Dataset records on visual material
§

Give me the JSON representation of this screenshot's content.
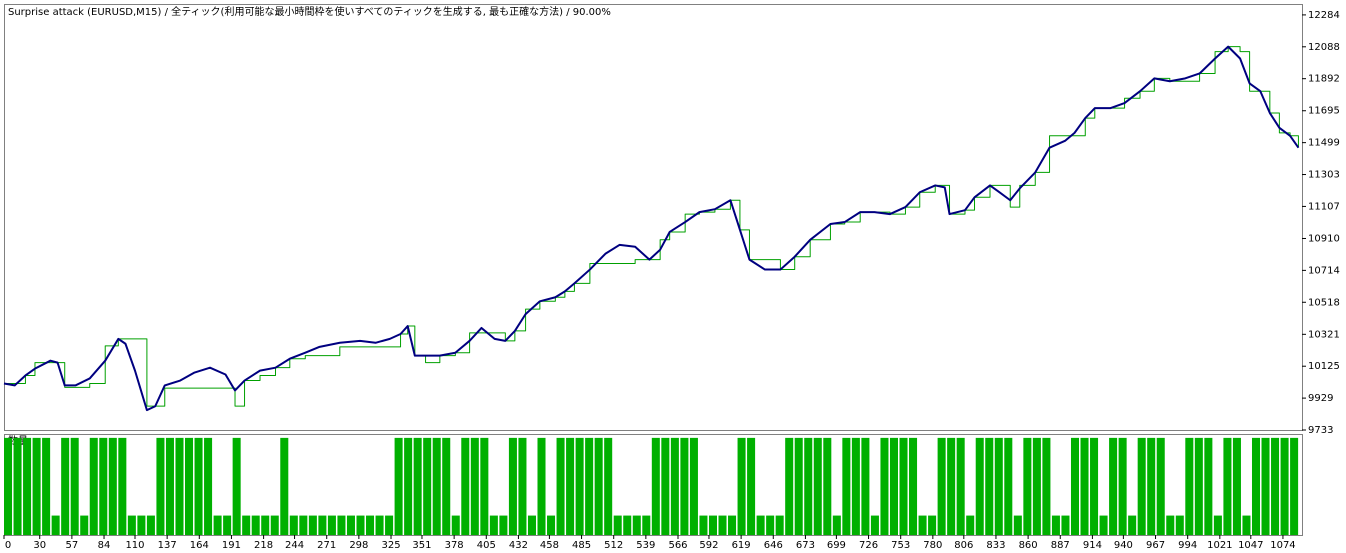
{
  "chart_data": [
    {
      "type": "line",
      "title": "Surprise attack (EURUSD,M15)  /  全ティック(利用可能な最小時間枠を使いすべてのティックを生成する, 最も正確な方法)  /  90.00%",
      "x": [
        0,
        9,
        18,
        26,
        39,
        45,
        51,
        60,
        72,
        85,
        96,
        102,
        110,
        120,
        127,
        135,
        148,
        160,
        173,
        186,
        194,
        202,
        215,
        228,
        240,
        253,
        265,
        282,
        299,
        312,
        324,
        333,
        339,
        345,
        354,
        366,
        379,
        391,
        401,
        412,
        421,
        429,
        438,
        450,
        463,
        471,
        479,
        492,
        505,
        517,
        530,
        542,
        551,
        559,
        572,
        584,
        597,
        610,
        618,
        626,
        639,
        652,
        664,
        677,
        694,
        706,
        719,
        731,
        744,
        757,
        769,
        782,
        790,
        794,
        807,
        815,
        828,
        836,
        845,
        853,
        866,
        878,
        891,
        899,
        908,
        916,
        929,
        941,
        954,
        966,
        979,
        992,
        1004,
        1017,
        1028,
        1038,
        1046,
        1055,
        1063,
        1071,
        1080,
        1087
      ],
      "series": [
        {
          "color": "#00a000",
          "step": true,
          "values": [
            10019,
            10019,
            10068,
            10147,
            10147,
            10147,
            9995,
            9995,
            10019,
            10250,
            10293,
            10293,
            10293,
            9880,
            9880,
            9990,
            9990,
            9990,
            9990,
            9990,
            9880,
            10037,
            10068,
            10116,
            10171,
            10190,
            10190,
            10244,
            10244,
            10244,
            10244,
            10323,
            10372,
            10190,
            10147,
            10190,
            10208,
            10330,
            10330,
            10330,
            10281,
            10342,
            10476,
            10524,
            10549,
            10585,
            10634,
            10756,
            10756,
            10756,
            10780,
            10780,
            10902,
            10950,
            11060,
            11072,
            11090,
            11145,
            10963,
            10780,
            10780,
            10719,
            10798,
            10902,
            10999,
            11011,
            11072,
            11072,
            11060,
            11103,
            11194,
            11236,
            11236,
            11060,
            11084,
            11163,
            11236,
            11236,
            11103,
            11236,
            11316,
            11541,
            11541,
            11541,
            11650,
            11711,
            11711,
            11772,
            11815,
            11894,
            11876,
            11876,
            11924,
            12058,
            12089,
            12058,
            11815,
            11815,
            11681,
            11559,
            11541,
            11468
          ]
        },
        {
          "color": "#000080",
          "step": false,
          "values": [
            10019,
            10007,
            10068,
            10110,
            10159,
            10147,
            10007,
            10007,
            10050,
            10159,
            10293,
            10263,
            10098,
            9855,
            9879,
            10007,
            10037,
            10086,
            10116,
            10074,
            9976,
            10037,
            10098,
            10116,
            10171,
            10208,
            10244,
            10269,
            10281,
            10269,
            10293,
            10323,
            10372,
            10190,
            10190,
            10190,
            10208,
            10281,
            10360,
            10293,
            10281,
            10342,
            10445,
            10524,
            10549,
            10585,
            10634,
            10719,
            10816,
            10871,
            10859,
            10780,
            10841,
            10950,
            11011,
            11072,
            11090,
            11145,
            10963,
            10780,
            10719,
            10719,
            10798,
            10902,
            10999,
            11011,
            11072,
            11072,
            11060,
            11103,
            11194,
            11236,
            11224,
            11060,
            11084,
            11163,
            11236,
            11194,
            11145,
            11218,
            11316,
            11468,
            11510,
            11559,
            11650,
            11711,
            11711,
            11742,
            11815,
            11894,
            11876,
            11894,
            11924,
            12016,
            12089,
            12016,
            11863,
            11815,
            11681,
            11590,
            11541,
            11468
          ]
        }
      ],
      "xlim": [
        0,
        1090
      ],
      "ylim": [
        9733,
        12351
      ],
      "yticks": [
        9733,
        9929,
        10125,
        10321,
        10518,
        10714,
        10910,
        11107,
        11303,
        11499,
        11695,
        11892,
        12088,
        12284
      ]
    },
    {
      "type": "bar",
      "label": "数量",
      "color": "#00b000",
      "x": [
        0,
        8,
        16,
        24,
        32,
        40,
        48,
        56,
        64,
        72,
        80,
        88,
        96,
        104,
        112,
        120,
        128,
        136,
        144,
        152,
        160,
        168,
        176,
        184,
        192,
        200,
        208,
        216,
        224,
        232,
        240,
        248,
        256,
        264,
        272,
        280,
        288,
        296,
        304,
        312,
        320,
        328,
        336,
        344,
        352,
        360,
        368,
        376,
        384,
        392,
        400,
        408,
        416,
        424,
        432,
        440,
        448,
        456,
        464,
        472,
        480,
        488,
        496,
        504,
        512,
        520,
        528,
        536,
        544,
        552,
        560,
        568,
        576,
        584,
        592,
        600,
        608,
        616,
        624,
        632,
        640,
        648,
        656,
        664,
        672,
        680,
        688,
        696,
        704,
        712,
        720,
        728,
        736,
        744,
        752,
        760,
        768,
        776,
        784,
        792,
        800,
        808,
        816,
        824,
        832,
        840,
        848,
        856,
        864,
        872,
        880,
        888,
        896,
        904,
        912,
        920,
        928,
        936,
        944,
        952,
        960,
        968,
        976,
        984,
        992,
        1000,
        1008,
        1016,
        1024,
        1032,
        1040,
        1048,
        1056,
        1064,
        1072,
        1080
      ],
      "values": [
        1,
        1,
        1,
        1,
        1,
        0.2,
        1,
        1,
        0.2,
        1,
        1,
        1,
        1,
        0.2,
        0.2,
        0.2,
        1,
        1,
        1,
        1,
        1,
        1,
        0.2,
        0.2,
        1,
        0.2,
        0.2,
        0.2,
        0.2,
        1,
        0.2,
        0.2,
        0.2,
        0.2,
        0.2,
        0.2,
        0.2,
        0.2,
        0.2,
        0.2,
        0.2,
        1,
        1,
        1,
        1,
        1,
        1,
        0.2,
        1,
        1,
        1,
        0.2,
        0.2,
        1,
        1,
        0.2,
        1,
        0.2,
        1,
        1,
        1,
        1,
        1,
        1,
        0.2,
        0.2,
        0.2,
        0.2,
        1,
        1,
        1,
        1,
        1,
        0.2,
        0.2,
        0.2,
        0.2,
        1,
        1,
        0.2,
        0.2,
        0.2,
        1,
        1,
        1,
        1,
        1,
        0.2,
        1,
        1,
        1,
        0.2,
        1,
        1,
        1,
        1,
        0.2,
        0.2,
        1,
        1,
        1,
        0.2,
        1,
        1,
        1,
        1,
        0.2,
        1,
        1,
        1,
        0.2,
        0.2,
        1,
        1,
        1,
        0.2,
        1,
        1,
        0.2,
        1,
        1,
        1,
        0.2,
        0.2,
        1,
        1,
        1,
        0.2,
        1,
        1,
        0.2,
        1,
        1,
        1,
        1,
        1
      ],
      "xlim": [
        0,
        1090
      ],
      "ylim": [
        0,
        1.04
      ],
      "xticks": [
        0,
        30,
        57,
        84,
        110,
        137,
        164,
        191,
        218,
        244,
        271,
        298,
        325,
        351,
        378,
        405,
        432,
        458,
        485,
        512,
        539,
        566,
        592,
        619,
        646,
        673,
        699,
        726,
        753,
        780,
        806,
        833,
        860,
        887,
        914,
        940,
        967,
        994,
        1021,
        1047,
        1074
      ]
    }
  ]
}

§

• WRITTEN REQUEST
Print the records word for word and exclude any picture they hold.

• THE SOLUTION
Give me the JSON representation of this screenshot's content.
{
  "chart_data": [
    {
      "type": "line",
      "title": "Surprise attack (EURUSD,M15)  /  全ティック(利用可能な最小時間枠を使いすべてのティックを生成する, 最も正確な方法)  /  90.00%",
      "x": [
        0,
        9,
        18,
        26,
        39,
        45,
        51,
        60,
        72,
        85,
        96,
        102,
        110,
        120,
        127,
        135,
        148,
        160,
        173,
        186,
        194,
        202,
        215,
        228,
        240,
        253,
        265,
        282,
        299,
        312,
        324,
        333,
        339,
        345,
        354,
        366,
        379,
        391,
        401,
        412,
        421,
        429,
        438,
        450,
        463,
        471,
        479,
        492,
        505,
        517,
        530,
        542,
        551,
        559,
        572,
        584,
        597,
        610,
        618,
        626,
        639,
        652,
        664,
        677,
        694,
        706,
        719,
        731,
        744,
        757,
        769,
        782,
        790,
        794,
        807,
        815,
        828,
        836,
        845,
        853,
        866,
        878,
        891,
        899,
        908,
        916,
        929,
        941,
        954,
        966,
        979,
        992,
        1004,
        1017,
        1028,
        1038,
        1046,
        1055,
        1063,
        1071,
        1080,
        1087
      ],
      "series": [
        {
          "color": "#00a000",
          "step": true,
          "values": [
            10019,
            10019,
            10068,
            10147,
            10147,
            10147,
            9995,
            9995,
            10019,
            10250,
            10293,
            10293,
            10293,
            9880,
            9880,
            9990,
            9990,
            9990,
            9990,
            9990,
            9880,
            10037,
            10068,
            10116,
            10171,
            10190,
            10190,
            10244,
            10244,
            10244,
            10244,
            10323,
            10372,
            10190,
            10147,
            10190,
            10208,
            10330,
            10330,
            10330,
            10281,
            10342,
            10476,
            10524,
            10549,
            10585,
            10634,
            10756,
            10756,
            10756,
            10780,
            10780,
            10902,
            10950,
            11060,
            11072,
            11090,
            11145,
            10963,
            10780,
            10780,
            10719,
            10798,
            10902,
            10999,
            11011,
            11072,
            11072,
            11060,
            11103,
            11194,
            11236,
            11236,
            11060,
            11084,
            11163,
            11236,
            11236,
            11103,
            11236,
            11316,
            11541,
            11541,
            11541,
            11650,
            11711,
            11711,
            11772,
            11815,
            11894,
            11876,
            11876,
            11924,
            12058,
            12089,
            12058,
            11815,
            11815,
            11681,
            11559,
            11541,
            11468
          ]
        },
        {
          "color": "#000080",
          "step": false,
          "values": [
            10019,
            10007,
            10068,
            10110,
            10159,
            10147,
            10007,
            10007,
            10050,
            10159,
            10293,
            10263,
            10098,
            9855,
            9879,
            10007,
            10037,
            10086,
            10116,
            10074,
            9976,
            10037,
            10098,
            10116,
            10171,
            10208,
            10244,
            10269,
            10281,
            10269,
            10293,
            10323,
            10372,
            10190,
            10190,
            10190,
            10208,
            10281,
            10360,
            10293,
            10281,
            10342,
            10445,
            10524,
            10549,
            10585,
            10634,
            10719,
            10816,
            10871,
            10859,
            10780,
            10841,
            10950,
            11011,
            11072,
            11090,
            11145,
            10963,
            10780,
            10719,
            10719,
            10798,
            10902,
            10999,
            11011,
            11072,
            11072,
            11060,
            11103,
            11194,
            11236,
            11224,
            11060,
            11084,
            11163,
            11236,
            11194,
            11145,
            11218,
            11316,
            11468,
            11510,
            11559,
            11650,
            11711,
            11711,
            11742,
            11815,
            11894,
            11876,
            11894,
            11924,
            12016,
            12089,
            12016,
            11863,
            11815,
            11681,
            11590,
            11541,
            11468
          ]
        }
      ],
      "xlim": [
        0,
        1090
      ],
      "ylim": [
        9733,
        12351
      ],
      "yticks": [
        9733,
        9929,
        10125,
        10321,
        10518,
        10714,
        10910,
        11107,
        11303,
        11499,
        11695,
        11892,
        12088,
        12284
      ]
    },
    {
      "type": "bar",
      "label": "数量",
      "color": "#00b000",
      "x": [
        0,
        8,
        16,
        24,
        32,
        40,
        48,
        56,
        64,
        72,
        80,
        88,
        96,
        104,
        112,
        120,
        128,
        136,
        144,
        152,
        160,
        168,
        176,
        184,
        192,
        200,
        208,
        216,
        224,
        232,
        240,
        248,
        256,
        264,
        272,
        280,
        288,
        296,
        304,
        312,
        320,
        328,
        336,
        344,
        352,
        360,
        368,
        376,
        384,
        392,
        400,
        408,
        416,
        424,
        432,
        440,
        448,
        456,
        464,
        472,
        480,
        488,
        496,
        504,
        512,
        520,
        528,
        536,
        544,
        552,
        560,
        568,
        576,
        584,
        592,
        600,
        608,
        616,
        624,
        632,
        640,
        648,
        656,
        664,
        672,
        680,
        688,
        696,
        704,
        712,
        720,
        728,
        736,
        744,
        752,
        760,
        768,
        776,
        784,
        792,
        800,
        808,
        816,
        824,
        832,
        840,
        848,
        856,
        864,
        872,
        880,
        888,
        896,
        904,
        912,
        920,
        928,
        936,
        944,
        952,
        960,
        968,
        976,
        984,
        992,
        1000,
        1008,
        1016,
        1024,
        1032,
        1040,
        1048,
        1056,
        1064,
        1072,
        1080
      ],
      "values": [
        1,
        1,
        1,
        1,
        1,
        0.2,
        1,
        1,
        0.2,
        1,
        1,
        1,
        1,
        0.2,
        0.2,
        0.2,
        1,
        1,
        1,
        1,
        1,
        1,
        0.2,
        0.2,
        1,
        0.2,
        0.2,
        0.2,
        0.2,
        1,
        0.2,
        0.2,
        0.2,
        0.2,
        0.2,
        0.2,
        0.2,
        0.2,
        0.2,
        0.2,
        0.2,
        1,
        1,
        1,
        1,
        1,
        1,
        0.2,
        1,
        1,
        1,
        0.2,
        0.2,
        1,
        1,
        0.2,
        1,
        0.2,
        1,
        1,
        1,
        1,
        1,
        1,
        0.2,
        0.2,
        0.2,
        0.2,
        1,
        1,
        1,
        1,
        1,
        0.2,
        0.2,
        0.2,
        0.2,
        1,
        1,
        0.2,
        0.2,
        0.2,
        1,
        1,
        1,
        1,
        1,
        0.2,
        1,
        1,
        1,
        0.2,
        1,
        1,
        1,
        1,
        0.2,
        0.2,
        1,
        1,
        1,
        0.2,
        1,
        1,
        1,
        1,
        0.2,
        1,
        1,
        1,
        0.2,
        0.2,
        1,
        1,
        1,
        0.2,
        1,
        1,
        0.2,
        1,
        1,
        1,
        0.2,
        0.2,
        1,
        1,
        1,
        0.2,
        1,
        1,
        0.2,
        1,
        1,
        1,
        1,
        1
      ],
      "xlim": [
        0,
        1090
      ],
      "ylim": [
        0,
        1.04
      ],
      "xticks": [
        0,
        30,
        57,
        84,
        110,
        137,
        164,
        191,
        218,
        244,
        271,
        298,
        325,
        351,
        378,
        405,
        432,
        458,
        485,
        512,
        539,
        566,
        592,
        619,
        646,
        673,
        699,
        726,
        753,
        780,
        806,
        833,
        860,
        887,
        914,
        940,
        967,
        994,
        1021,
        1047,
        1074
      ]
    }
  ]
}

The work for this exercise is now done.